Aim of the task :: Copy every line with the string "rest" in it.
━━━━━━━━
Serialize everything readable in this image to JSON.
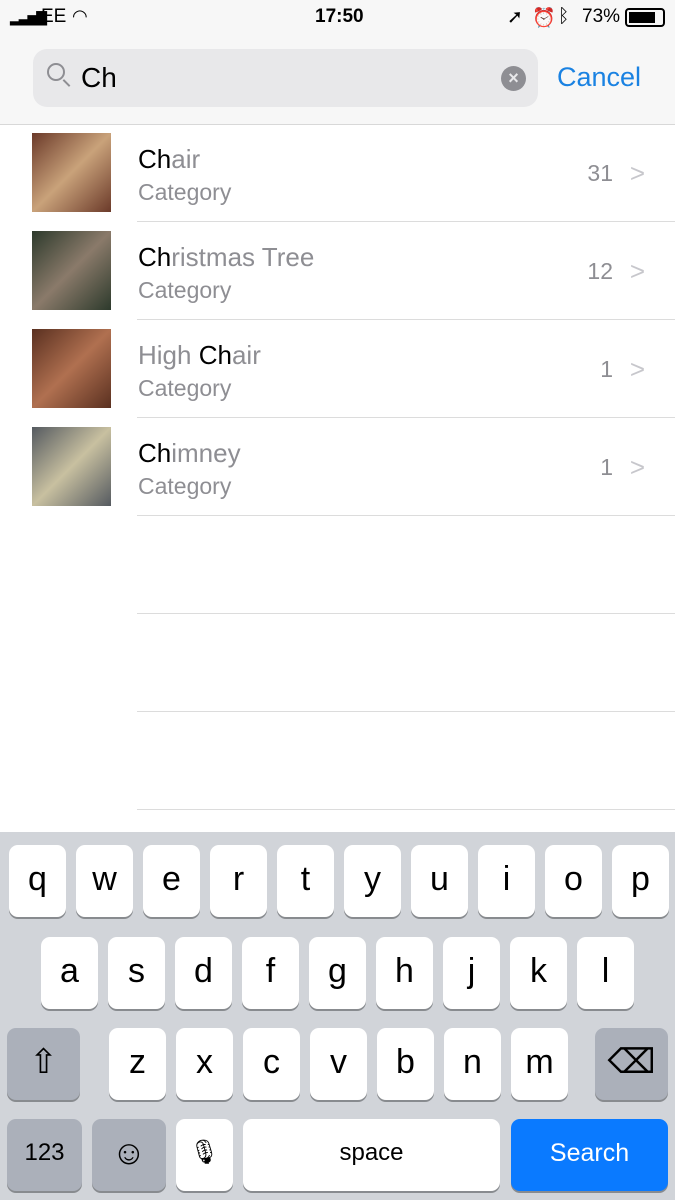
{
  "status": {
    "carrier": "EE",
    "time": "17:50",
    "battery": "73%"
  },
  "search": {
    "query": "Ch",
    "cancel": "Cancel"
  },
  "results": [
    {
      "match": "Ch",
      "rest": "air",
      "pre": "",
      "subtitle": "Category",
      "count": "31",
      "thumb": [
        "#6b3a2a",
        "#c9a27a"
      ]
    },
    {
      "match": "Ch",
      "rest": "ristmas Tree",
      "pre": "",
      "subtitle": "Category",
      "count": "12",
      "thumb": [
        "#2d3a2c",
        "#8a7a6a"
      ]
    },
    {
      "match": "Ch",
      "rest": "air",
      "pre": "High ",
      "subtitle": "Category",
      "count": "1",
      "thumb": [
        "#5a3020",
        "#b07050"
      ]
    },
    {
      "match": "Ch",
      "rest": "imney",
      "pre": "",
      "subtitle": "Category",
      "count": "1",
      "thumb": [
        "#555a60",
        "#c8c0a0"
      ]
    }
  ],
  "keyboard": {
    "row1": [
      "q",
      "w",
      "e",
      "r",
      "t",
      "y",
      "u",
      "i",
      "o",
      "p"
    ],
    "row2": [
      "a",
      "s",
      "d",
      "f",
      "g",
      "h",
      "j",
      "k",
      "l"
    ],
    "row3": [
      "z",
      "x",
      "c",
      "v",
      "b",
      "n",
      "m"
    ],
    "numbers": "123",
    "space": "space",
    "search": "Search"
  },
  "colors": {
    "accent": "#1a82e2",
    "search_key": "#0a7aff"
  }
}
━━━━━━━━
Output for this exercise ::
      "rest": "air",
      "rest": "ristmas Tree",
      "rest": "air",
      "rest": "imney",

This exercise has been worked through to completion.